Print all of the data exactly.

── Information provided

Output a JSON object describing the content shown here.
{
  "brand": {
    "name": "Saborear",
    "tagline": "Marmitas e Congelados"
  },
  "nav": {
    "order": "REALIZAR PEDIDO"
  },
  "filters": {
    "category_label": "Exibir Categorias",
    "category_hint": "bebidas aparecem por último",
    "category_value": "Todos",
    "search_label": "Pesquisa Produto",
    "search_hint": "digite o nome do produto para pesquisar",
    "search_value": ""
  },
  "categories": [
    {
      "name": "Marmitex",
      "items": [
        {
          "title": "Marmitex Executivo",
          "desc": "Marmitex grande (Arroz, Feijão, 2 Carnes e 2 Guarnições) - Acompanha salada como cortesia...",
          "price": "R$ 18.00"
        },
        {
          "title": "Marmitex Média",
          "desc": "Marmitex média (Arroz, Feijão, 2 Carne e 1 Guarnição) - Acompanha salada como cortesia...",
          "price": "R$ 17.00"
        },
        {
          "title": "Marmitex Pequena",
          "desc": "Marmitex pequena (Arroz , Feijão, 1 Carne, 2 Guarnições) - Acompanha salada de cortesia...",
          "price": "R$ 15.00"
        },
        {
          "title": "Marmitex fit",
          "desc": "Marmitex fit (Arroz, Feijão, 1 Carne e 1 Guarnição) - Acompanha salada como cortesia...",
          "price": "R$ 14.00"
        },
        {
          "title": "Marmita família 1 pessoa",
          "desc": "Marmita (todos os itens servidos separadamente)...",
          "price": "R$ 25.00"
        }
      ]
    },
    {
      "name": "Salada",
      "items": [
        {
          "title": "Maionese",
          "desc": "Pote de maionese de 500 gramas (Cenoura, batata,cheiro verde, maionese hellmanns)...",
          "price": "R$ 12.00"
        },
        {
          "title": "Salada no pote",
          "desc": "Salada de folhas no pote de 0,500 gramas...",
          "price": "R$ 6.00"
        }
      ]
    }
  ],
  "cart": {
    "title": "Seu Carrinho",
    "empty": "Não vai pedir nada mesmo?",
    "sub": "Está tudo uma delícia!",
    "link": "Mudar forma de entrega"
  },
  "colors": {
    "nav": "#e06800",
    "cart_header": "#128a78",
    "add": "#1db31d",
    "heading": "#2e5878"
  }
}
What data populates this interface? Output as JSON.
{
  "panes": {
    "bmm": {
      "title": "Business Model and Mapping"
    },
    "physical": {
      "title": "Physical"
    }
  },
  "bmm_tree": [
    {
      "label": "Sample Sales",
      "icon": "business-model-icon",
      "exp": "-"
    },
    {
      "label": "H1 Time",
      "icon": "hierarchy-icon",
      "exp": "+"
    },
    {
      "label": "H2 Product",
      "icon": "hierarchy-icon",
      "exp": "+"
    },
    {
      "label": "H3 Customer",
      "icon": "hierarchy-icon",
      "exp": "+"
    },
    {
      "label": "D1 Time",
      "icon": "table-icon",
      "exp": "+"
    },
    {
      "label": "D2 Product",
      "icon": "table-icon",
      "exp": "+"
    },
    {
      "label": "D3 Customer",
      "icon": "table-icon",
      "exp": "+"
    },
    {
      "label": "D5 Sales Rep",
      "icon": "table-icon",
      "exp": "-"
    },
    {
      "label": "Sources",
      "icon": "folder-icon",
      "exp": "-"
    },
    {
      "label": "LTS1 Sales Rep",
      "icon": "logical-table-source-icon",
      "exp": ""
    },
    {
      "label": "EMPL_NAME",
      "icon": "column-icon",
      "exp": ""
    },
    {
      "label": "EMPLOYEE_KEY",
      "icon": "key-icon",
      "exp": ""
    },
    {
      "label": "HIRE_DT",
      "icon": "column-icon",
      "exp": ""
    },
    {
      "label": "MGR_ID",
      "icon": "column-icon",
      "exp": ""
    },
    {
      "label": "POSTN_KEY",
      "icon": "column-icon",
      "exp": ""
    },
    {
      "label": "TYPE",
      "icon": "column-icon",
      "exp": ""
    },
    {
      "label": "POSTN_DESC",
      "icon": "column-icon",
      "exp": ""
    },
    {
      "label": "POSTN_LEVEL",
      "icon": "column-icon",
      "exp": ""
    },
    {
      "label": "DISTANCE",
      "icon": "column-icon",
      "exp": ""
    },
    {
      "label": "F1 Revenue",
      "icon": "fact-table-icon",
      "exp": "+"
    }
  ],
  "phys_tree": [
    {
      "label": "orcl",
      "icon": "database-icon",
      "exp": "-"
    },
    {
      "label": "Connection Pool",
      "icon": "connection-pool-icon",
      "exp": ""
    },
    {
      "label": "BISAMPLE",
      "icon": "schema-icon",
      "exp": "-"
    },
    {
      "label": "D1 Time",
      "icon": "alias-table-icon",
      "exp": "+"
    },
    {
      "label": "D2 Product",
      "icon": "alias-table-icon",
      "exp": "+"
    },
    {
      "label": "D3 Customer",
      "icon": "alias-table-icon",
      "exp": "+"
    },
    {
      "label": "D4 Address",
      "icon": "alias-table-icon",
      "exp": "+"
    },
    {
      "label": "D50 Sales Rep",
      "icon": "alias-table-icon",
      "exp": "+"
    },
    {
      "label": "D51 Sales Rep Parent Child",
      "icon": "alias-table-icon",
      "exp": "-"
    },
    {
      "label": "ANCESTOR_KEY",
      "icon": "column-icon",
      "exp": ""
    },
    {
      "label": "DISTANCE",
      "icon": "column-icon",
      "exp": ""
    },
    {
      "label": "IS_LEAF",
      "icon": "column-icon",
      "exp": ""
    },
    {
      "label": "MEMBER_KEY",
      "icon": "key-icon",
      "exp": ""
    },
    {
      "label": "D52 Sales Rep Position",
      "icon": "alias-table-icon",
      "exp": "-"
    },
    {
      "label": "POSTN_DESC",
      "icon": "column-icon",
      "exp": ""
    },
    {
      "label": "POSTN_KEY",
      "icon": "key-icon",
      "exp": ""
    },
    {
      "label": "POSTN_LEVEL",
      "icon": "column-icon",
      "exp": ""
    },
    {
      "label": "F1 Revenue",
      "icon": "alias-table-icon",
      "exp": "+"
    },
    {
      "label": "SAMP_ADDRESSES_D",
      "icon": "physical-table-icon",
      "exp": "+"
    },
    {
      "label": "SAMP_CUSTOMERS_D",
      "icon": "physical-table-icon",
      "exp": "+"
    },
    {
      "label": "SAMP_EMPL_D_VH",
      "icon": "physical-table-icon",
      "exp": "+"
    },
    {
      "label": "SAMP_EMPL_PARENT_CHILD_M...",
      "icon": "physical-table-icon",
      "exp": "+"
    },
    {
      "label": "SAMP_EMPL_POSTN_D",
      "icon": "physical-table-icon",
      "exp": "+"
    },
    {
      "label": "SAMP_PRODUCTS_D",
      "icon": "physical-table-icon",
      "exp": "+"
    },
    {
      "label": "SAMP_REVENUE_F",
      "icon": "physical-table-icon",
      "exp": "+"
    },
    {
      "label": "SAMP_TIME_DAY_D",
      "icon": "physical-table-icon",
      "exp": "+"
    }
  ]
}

────

Worked answer »
Output a JSON object describing the content shown here.
{
  "brand": {
    "name": "Saborear",
    "tagline": "Marmitas e Congelados"
  },
  "nav": {
    "order": "REALIZAR PEDIDO"
  },
  "filters": {
    "category_label": "Exibir Categorias",
    "category_hint": "bebidas aparecem por último",
    "category_value": "Todos",
    "search_label": "Pesquisa Produto",
    "search_hint": "digite o nome do produto para pesquisar",
    "search_value": ""
  },
  "categories": [
    {
      "name": "Marmitex",
      "items": [
        {
          "title": "Marmitex Executivo",
          "desc": "Marmitex grande (Arroz, Feijão, 2 Carnes e 2 Guarnições) - Acompanha salada como cortesia...",
          "price": "R$ 18.00"
        },
        {
          "title": "Marmitex Média",
          "desc": "Marmitex média (Arroz, Feijão, 2 Carne e 1 Guarnição) - Acompanha salada como cortesia...",
          "price": "R$ 17.00"
        },
        {
          "title": "Marmitex Pequena",
          "desc": "Marmitex pequena (Arroz , Feijão, 1 Carne, 2 Guarnições) - Acompanha salada de cortesia...",
          "price": "R$ 15.00"
        },
        {
          "title": "Marmitex fit",
          "desc": "Marmitex fit (Arroz, Feijão, 1 Carne e 1 Guarnição) - Acompanha salada como cortesia...",
          "price": "R$ 14.00"
        },
        {
          "title": "Marmita família 1 pessoa",
          "desc": "Marmita (todos os itens servidos separadamente)...",
          "price": "R$ 25.00"
        }
      ]
    },
    {
      "name": "Salada",
      "items": [
        {
          "title": "Maionese",
          "desc": "Pote de maionese de 500 gramas (Cenoura, batata,cheiro verde, maionese hellmanns)...",
          "price": "R$ 12.00"
        },
        {
          "title": "Salada no pote",
          "desc": "Salada de folhas no pote de 0,500 gramas...",
          "price": "R$ 6.00"
        }
      ]
    }
  ],
  "cart": {
    "title": "Seu Carrinho",
    "empty": "Não vai pedir nada mesmo?",
    "sub": "Está tudo uma delícia!",
    "link": "Mudar forma de entrega"
  },
  "colors": {
    "nav": "#e06800",
    "cart_header": "#128a78",
    "add": "#1db31d",
    "heading": "#2e5878"
  }
}
What data populates this interface? Output as JSON.
{
  "panes": {
    "bmm": {
      "title": "Business Model and Mapping"
    },
    "physical": {
      "title": "Physical"
    }
  },
  "bmm_tree": [
    {
      "label": "Sample Sales",
      "icon": "business-model-icon",
      "exp": "-"
    },
    {
      "label": "H1 Time",
      "icon": "hierarchy-icon",
      "exp": "+"
    },
    {
      "label": "H2 Product",
      "icon": "hierarchy-icon",
      "exp": "+"
    },
    {
      "label": "H3 Customer",
      "icon": "hierarchy-icon",
      "exp": "+"
    },
    {
      "label": "D1 Time",
      "icon": "table-icon",
      "exp": "+"
    },
    {
      "label": "D2 Product",
      "icon": "table-icon",
      "exp": "+"
    },
    {
      "label": "D3 Customer",
      "icon": "table-icon",
      "exp": "+"
    },
    {
      "label": "D5 Sales Rep",
      "icon": "table-icon",
      "exp": "-"
    },
    {
      "label": "Sources",
      "icon": "folder-icon",
      "exp": "-"
    },
    {
      "label": "LTS1 Sales Rep",
      "icon": "logical-table-source-icon",
      "exp": ""
    },
    {
      "label": "EMPL_NAME",
      "icon": "column-icon",
      "exp": ""
    },
    {
      "label": "EMPLOYEE_KEY",
      "icon": "key-icon",
      "exp": ""
    },
    {
      "label": "HIRE_DT",
      "icon": "column-icon",
      "exp": ""
    },
    {
      "label": "MGR_ID",
      "icon": "column-icon",
      "exp": ""
    },
    {
      "label": "POSTN_KEY",
      "icon": "column-icon",
      "exp": ""
    },
    {
      "label": "TYPE",
      "icon": "column-icon",
      "exp": ""
    },
    {
      "label": "POSTN_DESC",
      "icon": "column-icon",
      "exp": ""
    },
    {
      "label": "POSTN_LEVEL",
      "icon": "column-icon",
      "exp": ""
    },
    {
      "label": "DISTANCE",
      "icon": "column-icon",
      "exp": ""
    },
    {
      "label": "F1 Revenue",
      "icon": "fact-table-icon",
      "exp": "+"
    }
  ],
  "phys_tree": [
    {
      "label": "orcl",
      "icon": "database-icon",
      "exp": "-"
    },
    {
      "label": "Connection Pool",
      "icon": "connection-pool-icon",
      "exp": ""
    },
    {
      "label": "BISAMPLE",
      "icon": "schema-icon",
      "exp": "-"
    },
    {
      "label": "D1 Time",
      "icon": "alias-table-icon",
      "exp": "+"
    },
    {
      "label": "D2 Product",
      "icon": "alias-table-icon",
      "exp": "+"
    },
    {
      "label": "D3 Customer",
      "icon": "alias-table-icon",
      "exp": "+"
    },
    {
      "label": "D4 Address",
      "icon": "alias-table-icon",
      "exp": "+"
    },
    {
      "label": "D50 Sales Rep",
      "icon": "alias-table-icon",
      "exp": "+"
    },
    {
      "label": "D51 Sales Rep Parent Child",
      "icon": "alias-table-icon",
      "exp": "-"
    },
    {
      "label": "ANCESTOR_KEY",
      "icon": "column-icon",
      "exp": ""
    },
    {
      "label": "DISTANCE",
      "icon": "column-icon",
      "exp": ""
    },
    {
      "label": "IS_LEAF",
      "icon": "column-icon",
      "exp": ""
    },
    {
      "label": "MEMBER_KEY",
      "icon": "key-icon",
      "exp": ""
    },
    {
      "label": "D52 Sales Rep Position",
      "icon": "alias-table-icon",
      "exp": "-"
    },
    {
      "label": "POSTN_DESC",
      "icon": "column-icon",
      "exp": ""
    },
    {
      "label": "POSTN_KEY",
      "icon": "key-icon",
      "exp": ""
    },
    {
      "label": "POSTN_LEVEL",
      "icon": "column-icon",
      "exp": ""
    },
    {
      "label": "F1 Revenue",
      "icon": "alias-table-icon",
      "exp": "+"
    },
    {
      "label": "SAMP_ADDRESSES_D",
      "icon": "physical-table-icon",
      "exp": "+"
    },
    {
      "label": "SAMP_CUSTOMERS_D",
      "icon": "physical-table-icon",
      "exp": "+"
    },
    {
      "label": "SAMP_EMPL_D_VH",
      "icon": "physical-table-icon",
      "exp": "+"
    },
    {
      "label": "SAMP_EMPL_PARENT_CHILD_M...",
      "icon": "physical-table-icon",
      "exp": "+"
    },
    {
      "label": "SAMP_EMPL_POSTN_D",
      "icon": "physical-table-icon",
      "exp": "+"
    },
    {
      "label": "SAMP_PRODUCTS_D",
      "icon": "physical-table-icon",
      "exp": "+"
    },
    {
      "label": "SAMP_REVENUE_F",
      "icon": "physical-table-icon",
      "exp": "+"
    },
    {
      "label": "SAMP_TIME_DAY_D",
      "icon": "physical-table-icon",
      "exp": "+"
    }
  ]
}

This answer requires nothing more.